--- SHORT TASK ---
Return a copy of each line that holds the string "wiederholt".

--- THE INPUT ---
——
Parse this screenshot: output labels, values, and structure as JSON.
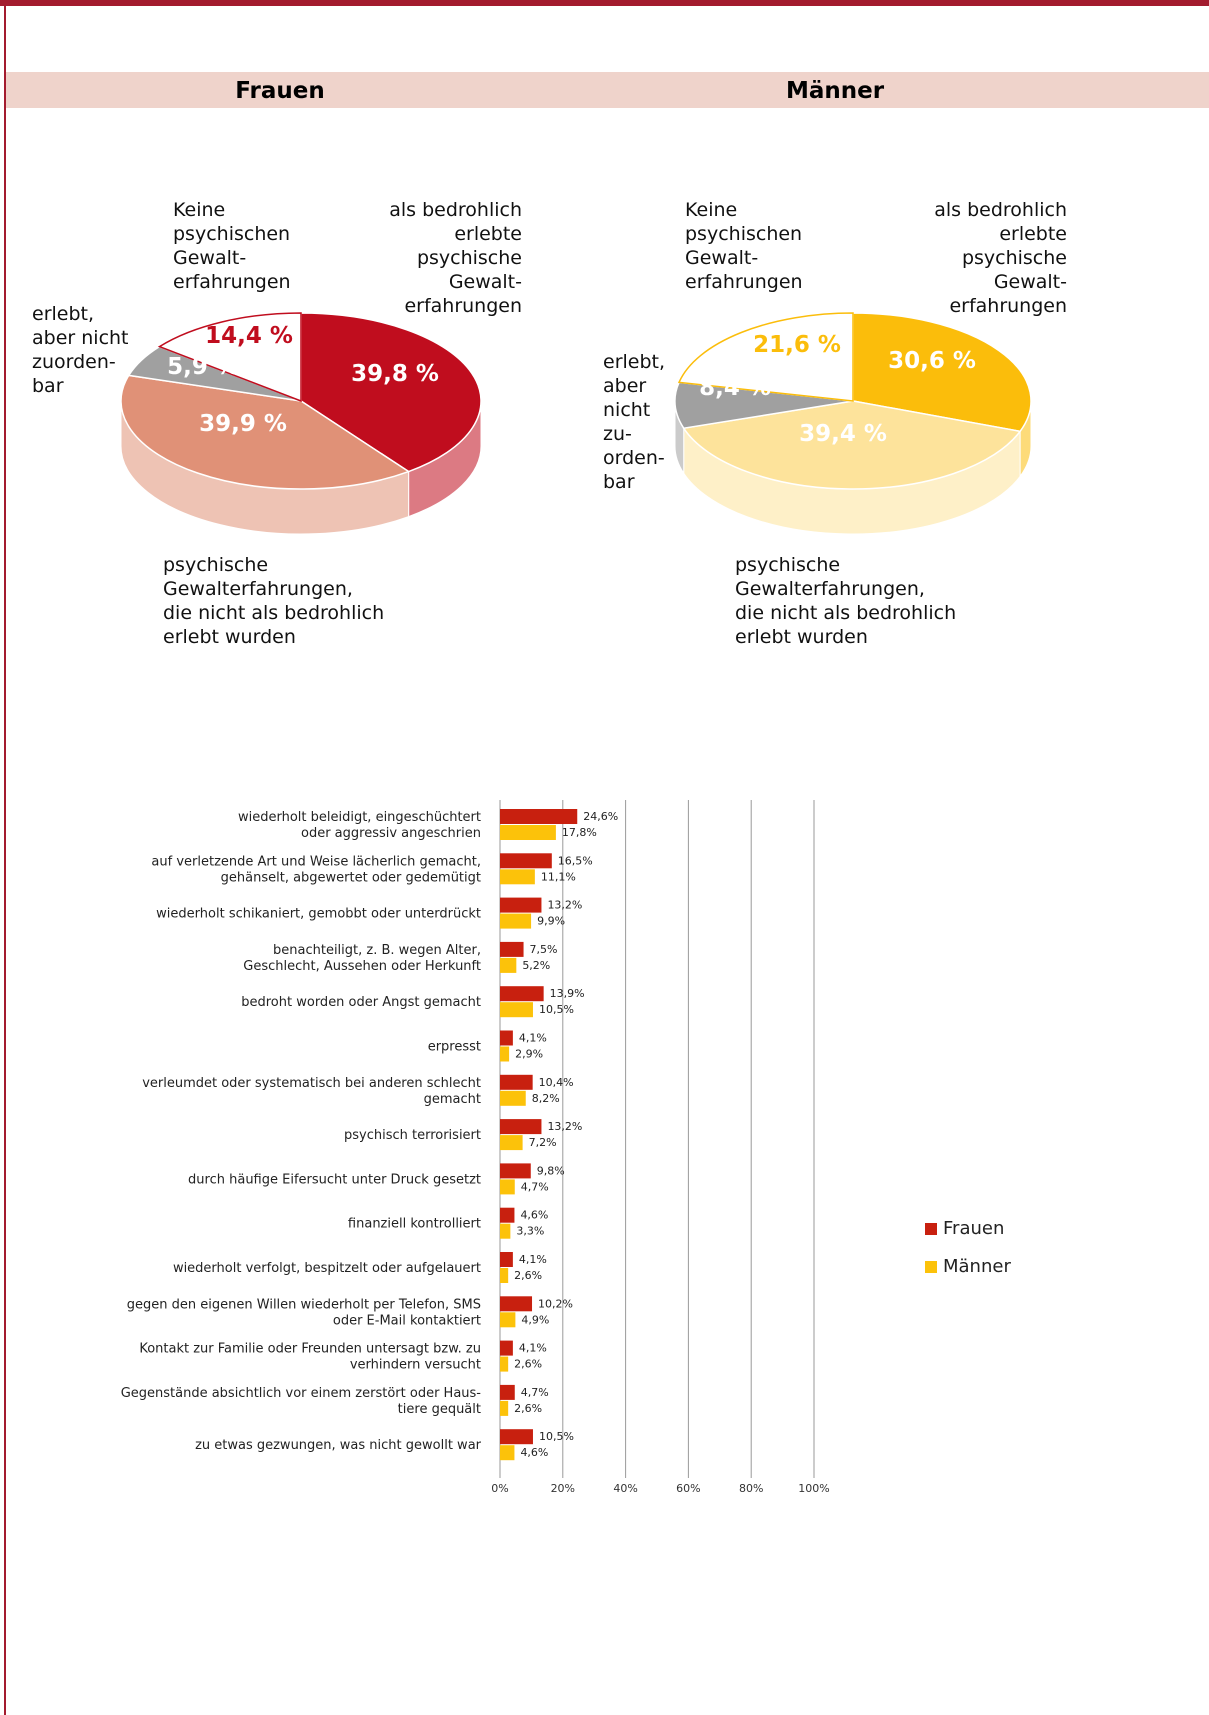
{
  "chart_data": [
    {
      "type": "pie",
      "title": "Frauen",
      "categories": [
        "als bedrohlich\nerlebte\npsychische\nGewalt-\nerfahrungen",
        "psychische\nGewalterfahrungen,\ndie nicht als bedrohlich\nerlebt wurden",
        "erlebt,\naber nicht\nzuorden-\nbar",
        "Keine\npsychischen\nGewalt-\nerfahrungen"
      ],
      "values": [
        39.8,
        39.9,
        5.9,
        14.4
      ],
      "value_labels": [
        "39,8 %",
        "39,9 %",
        "5,9 %",
        "14,4 %"
      ],
      "colors": [
        "#c00d1e",
        "#e09177",
        "#a0a0a0",
        "#ffffff"
      ]
    },
    {
      "type": "pie",
      "title": "Männer",
      "categories": [
        "als bedrohlich\nerlebte\npsychische\nGewalt-\nerfahrungen",
        "psychische\nGewalterfahrungen,\ndie nicht als bedrohlich\nerlebt wurden",
        "erlebt,\naber\nnicht\nzu-\norden-\nbar",
        "Keine\npsychischen\nGewalt-\nerfahrungen"
      ],
      "values": [
        30.6,
        39.4,
        8.4,
        21.6
      ],
      "value_labels": [
        "30,6 %",
        "39,4 %",
        "8,4 %",
        "21,6 %"
      ],
      "colors": [
        "#fbbd0b",
        "#fde39b",
        "#a0a0a0",
        "#ffffff"
      ]
    },
    {
      "type": "hbar",
      "categories": [
        "wiederholt beleidigt, eingeschüchtert\noder aggressiv angeschrien",
        "auf verletzende Art und Weise lächerlich gemacht,\ngehänselt, abgewertet oder gedemütigt",
        "wiederholt schikaniert, gemobbt oder unterdrückt",
        "benachteiligt, z. B. wegen Alter,\nGeschlecht, Aussehen oder Herkunft",
        "bedroht worden oder Angst gemacht",
        "erpresst",
        "verleumdet oder systematisch bei anderen schlecht\ngemacht",
        "psychisch terrorisiert",
        "durch häufige Eifersucht unter Druck gesetzt",
        "finanziell kontrolliert",
        "wiederholt verfolgt, bespitzelt oder aufgelauert",
        "gegen den eigenen Willen wiederholt per Telefon, SMS\noder E-Mail kontaktiert",
        "Kontakt zur Familie oder Freunden untersagt bzw. zu\nverhindern versucht",
        "Gegenstände absichtlich vor einem zerstört oder Haus-\ntiere gequält",
        "zu etwas gezwungen, was nicht gewollt war"
      ],
      "series": [
        {
          "name": "Frauen",
          "color": "#c8200f",
          "values": [
            24.6,
            16.5,
            13.2,
            7.5,
            13.9,
            4.1,
            10.4,
            13.2,
            9.8,
            4.6,
            4.1,
            10.2,
            4.1,
            4.7,
            10.5
          ],
          "value_labels": [
            "24,6%",
            "16,5%",
            "13,2%",
            "7,5%",
            "13,9%",
            "4,1%",
            "10,4%",
            "13,2%",
            "9,8%",
            "4,6%",
            "4,1%",
            "10,2%",
            "4,1%",
            "4,7%",
            "10,5%"
          ]
        },
        {
          "name": "Männer",
          "color": "#fcc20a",
          "values": [
            17.8,
            11.1,
            9.9,
            5.2,
            10.5,
            2.9,
            8.2,
            7.2,
            4.7,
            3.3,
            2.6,
            4.9,
            2.6,
            2.6,
            4.6
          ],
          "value_labels": [
            "17,8%",
            "11,1%",
            "9,9%",
            "5,2%",
            "10,5%",
            "2,9%",
            "8,2%",
            "7,2%",
            "4,7%",
            "3,3%",
            "2,6%",
            "4,9%",
            "2,6%",
            "2,6%",
            "4,6%"
          ]
        }
      ],
      "xlim": [
        0,
        100
      ],
      "xticks": [
        {
          "value": 0,
          "label": "0%"
        },
        {
          "value": 20,
          "label": "20%"
        },
        {
          "value": 40,
          "label": "40%"
        },
        {
          "value": 60,
          "label": "60%"
        },
        {
          "value": 80,
          "label": "80%"
        },
        {
          "value": 100,
          "label": "100%"
        }
      ],
      "grid": true,
      "legend": "right"
    }
  ]
}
——
--- COMPLETE OUTPUT ---
        "wiederholt beleidigt, eingeschüchtert\noder aggressiv angeschrien",
        "wiederholt schikaniert, gemobbt oder unterdrückt",
        "wiederholt verfolgt, bespitzelt oder aufgelauert",
        "gegen den eigenen Willen wiederholt per Telefon, SMS\noder E-Mail kontaktiert",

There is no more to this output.